Copy out every line containing the word "hogy".

- Records to use
────────────────────
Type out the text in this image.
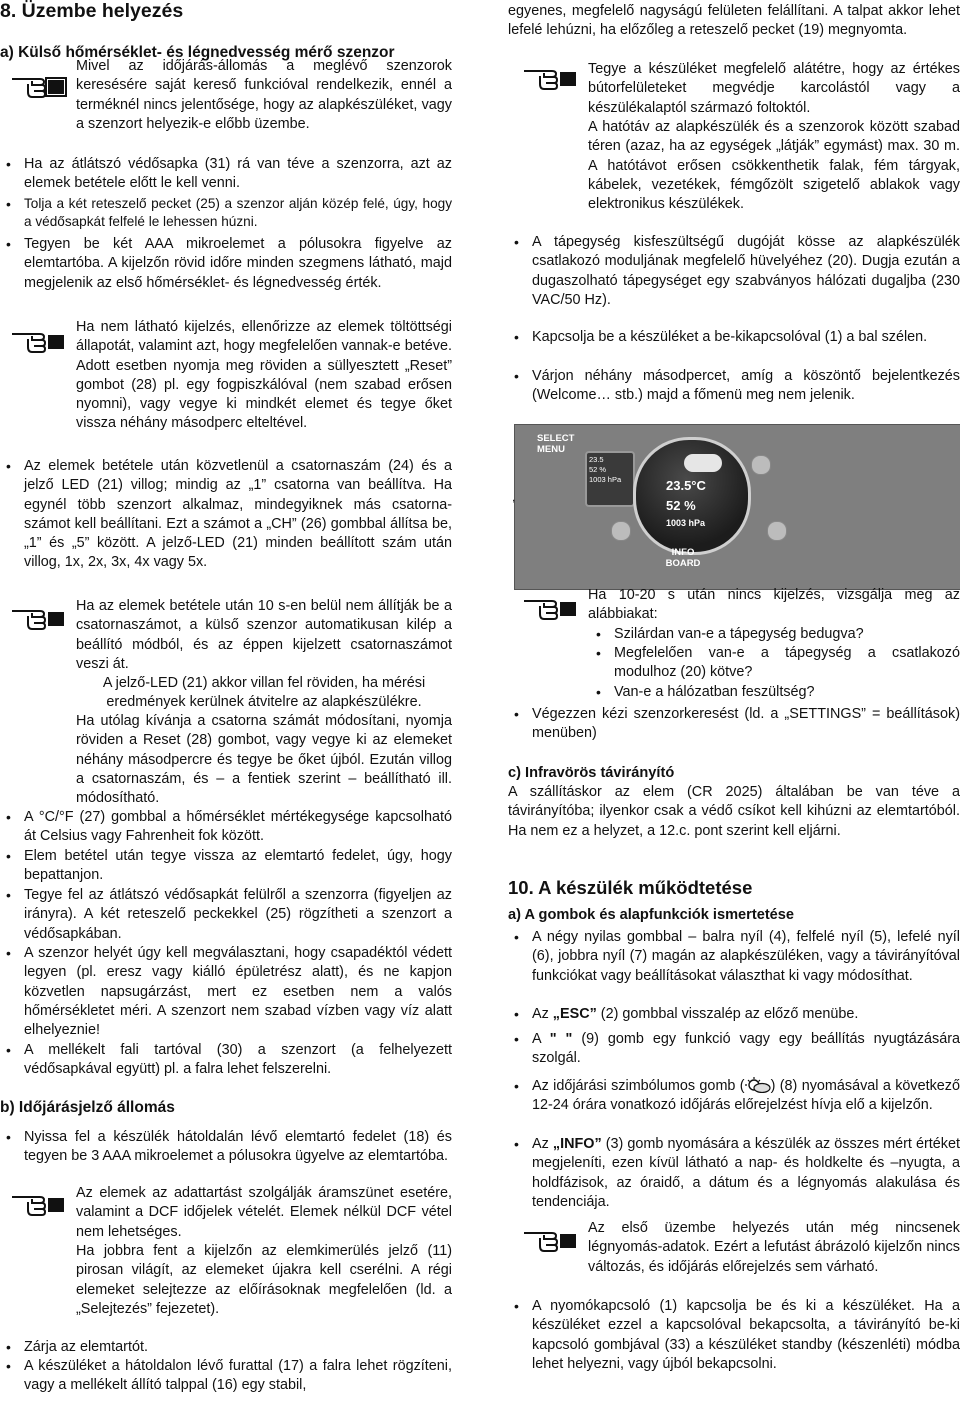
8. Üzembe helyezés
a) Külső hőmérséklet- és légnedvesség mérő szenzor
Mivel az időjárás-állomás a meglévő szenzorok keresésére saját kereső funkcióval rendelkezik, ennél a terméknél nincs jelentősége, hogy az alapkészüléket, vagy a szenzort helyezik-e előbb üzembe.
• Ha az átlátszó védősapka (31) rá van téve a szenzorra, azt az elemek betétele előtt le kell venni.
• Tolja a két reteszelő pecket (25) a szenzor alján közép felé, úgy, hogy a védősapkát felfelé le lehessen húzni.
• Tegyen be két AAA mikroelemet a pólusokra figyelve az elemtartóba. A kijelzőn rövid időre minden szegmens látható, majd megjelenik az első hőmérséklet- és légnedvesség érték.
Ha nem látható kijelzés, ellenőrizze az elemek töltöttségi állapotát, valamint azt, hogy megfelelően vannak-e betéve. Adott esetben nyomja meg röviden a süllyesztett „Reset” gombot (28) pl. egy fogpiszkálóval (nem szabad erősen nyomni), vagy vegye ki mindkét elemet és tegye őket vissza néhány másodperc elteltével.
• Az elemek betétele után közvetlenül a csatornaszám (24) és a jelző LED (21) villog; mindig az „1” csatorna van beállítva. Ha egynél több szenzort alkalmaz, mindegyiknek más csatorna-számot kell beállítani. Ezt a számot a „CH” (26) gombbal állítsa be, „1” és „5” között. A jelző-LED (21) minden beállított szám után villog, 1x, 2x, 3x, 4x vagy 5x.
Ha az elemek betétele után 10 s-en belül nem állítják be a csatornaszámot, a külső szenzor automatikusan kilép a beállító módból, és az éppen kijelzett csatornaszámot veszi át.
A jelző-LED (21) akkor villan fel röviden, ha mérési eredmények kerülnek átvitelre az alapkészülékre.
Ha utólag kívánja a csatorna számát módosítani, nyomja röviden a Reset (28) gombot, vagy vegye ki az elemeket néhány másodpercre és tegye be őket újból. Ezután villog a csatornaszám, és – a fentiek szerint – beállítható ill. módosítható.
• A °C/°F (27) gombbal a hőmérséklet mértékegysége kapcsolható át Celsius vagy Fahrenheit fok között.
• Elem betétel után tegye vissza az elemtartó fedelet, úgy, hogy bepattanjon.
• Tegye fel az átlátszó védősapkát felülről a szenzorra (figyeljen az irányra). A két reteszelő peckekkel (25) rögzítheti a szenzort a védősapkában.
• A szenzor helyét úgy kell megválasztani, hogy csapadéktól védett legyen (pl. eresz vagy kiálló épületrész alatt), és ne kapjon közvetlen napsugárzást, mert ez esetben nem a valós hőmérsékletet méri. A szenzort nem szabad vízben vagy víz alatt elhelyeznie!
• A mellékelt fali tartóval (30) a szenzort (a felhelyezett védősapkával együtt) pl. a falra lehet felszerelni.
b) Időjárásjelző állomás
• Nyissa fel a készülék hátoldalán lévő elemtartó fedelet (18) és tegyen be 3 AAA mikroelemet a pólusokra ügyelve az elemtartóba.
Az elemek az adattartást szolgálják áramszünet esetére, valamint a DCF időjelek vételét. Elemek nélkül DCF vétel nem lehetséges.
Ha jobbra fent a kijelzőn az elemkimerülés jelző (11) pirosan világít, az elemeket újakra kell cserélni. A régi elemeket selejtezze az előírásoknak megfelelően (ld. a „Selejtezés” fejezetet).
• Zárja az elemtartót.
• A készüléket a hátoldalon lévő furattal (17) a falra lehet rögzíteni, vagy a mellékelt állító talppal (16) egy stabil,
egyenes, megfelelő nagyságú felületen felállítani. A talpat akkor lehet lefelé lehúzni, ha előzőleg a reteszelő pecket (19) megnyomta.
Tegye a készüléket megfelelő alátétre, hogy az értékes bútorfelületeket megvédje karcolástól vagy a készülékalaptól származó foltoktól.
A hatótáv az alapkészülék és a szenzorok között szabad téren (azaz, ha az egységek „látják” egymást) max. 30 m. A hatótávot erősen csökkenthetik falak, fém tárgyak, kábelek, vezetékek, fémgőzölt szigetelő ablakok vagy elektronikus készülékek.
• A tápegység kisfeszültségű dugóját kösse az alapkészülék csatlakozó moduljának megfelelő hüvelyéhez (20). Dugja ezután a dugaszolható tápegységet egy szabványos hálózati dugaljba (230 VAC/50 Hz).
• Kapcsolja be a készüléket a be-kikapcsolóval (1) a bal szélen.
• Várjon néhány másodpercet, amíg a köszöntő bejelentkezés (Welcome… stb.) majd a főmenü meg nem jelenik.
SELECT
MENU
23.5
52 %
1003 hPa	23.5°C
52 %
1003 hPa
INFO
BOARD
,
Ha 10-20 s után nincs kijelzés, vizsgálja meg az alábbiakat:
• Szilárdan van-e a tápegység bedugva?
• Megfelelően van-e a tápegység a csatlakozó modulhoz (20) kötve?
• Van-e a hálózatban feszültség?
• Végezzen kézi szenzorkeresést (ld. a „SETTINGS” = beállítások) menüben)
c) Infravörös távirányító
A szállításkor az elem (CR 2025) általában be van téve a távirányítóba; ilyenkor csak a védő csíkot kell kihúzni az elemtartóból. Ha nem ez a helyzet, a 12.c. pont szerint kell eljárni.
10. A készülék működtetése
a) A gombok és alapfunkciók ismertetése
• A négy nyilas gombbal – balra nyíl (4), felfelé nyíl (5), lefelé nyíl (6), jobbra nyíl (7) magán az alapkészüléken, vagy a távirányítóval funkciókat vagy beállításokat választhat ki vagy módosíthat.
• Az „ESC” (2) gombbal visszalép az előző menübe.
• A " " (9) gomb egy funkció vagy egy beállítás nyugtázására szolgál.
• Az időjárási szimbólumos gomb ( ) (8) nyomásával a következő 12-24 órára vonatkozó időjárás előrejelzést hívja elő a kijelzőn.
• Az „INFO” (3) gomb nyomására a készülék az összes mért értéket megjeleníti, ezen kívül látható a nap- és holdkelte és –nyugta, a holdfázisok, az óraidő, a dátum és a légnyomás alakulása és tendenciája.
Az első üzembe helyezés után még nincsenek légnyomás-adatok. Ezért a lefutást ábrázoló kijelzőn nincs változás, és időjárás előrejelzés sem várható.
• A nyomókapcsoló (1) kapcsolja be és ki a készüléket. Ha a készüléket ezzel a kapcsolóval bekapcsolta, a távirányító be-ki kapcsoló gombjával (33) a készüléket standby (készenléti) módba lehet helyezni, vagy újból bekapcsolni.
────────────────────
- Reply to the exercise
Mivel az időjárás-állomás a meglévő szenzorok keresésére saját kereső funkcióval rendelkezik, ennél a terméknél nincs jelentősége, hogy az alapkészüléket, vagy a szenzort helyezik-e előbb üzembe.
• Tolja a két reteszelő pecket (25) a szenzor alján közép felé, úgy, hogy a védősapkát felfelé le lehessen húzni.
Ha nem látható kijelzés, ellenőrizze az elemek töltöttségi állapotát, valamint azt, hogy megfelelően vannak-e betéve. Adott esetben nyomja meg röviden a süllyesztett „Reset” gombot (28) pl. egy fogpiszkálóval (nem szabad erősen nyomni), vagy vegye ki mindkét elemet és tegye őket vissza néhány másodperc elteltével.
• Elem betétel után tegye vissza az elemtartó fedelet, úgy, hogy bepattanjon.
• A szenzor helyét úgy kell megválasztani, hogy csapadéktól védett legyen (pl. eresz vagy kiálló épületrész alatt), és ne kapjon közvetlen napsugárzást, mert ez esetben nem a valós hőmérsékletet méri. A szenzort nem szabad vízben vagy víz alatt elhelyeznie!
Tegye a készüléket megfelelő alátétre, hogy az értékes bútorfelületeket megvédje karcolástól vagy a készülékalaptól származó foltoktól.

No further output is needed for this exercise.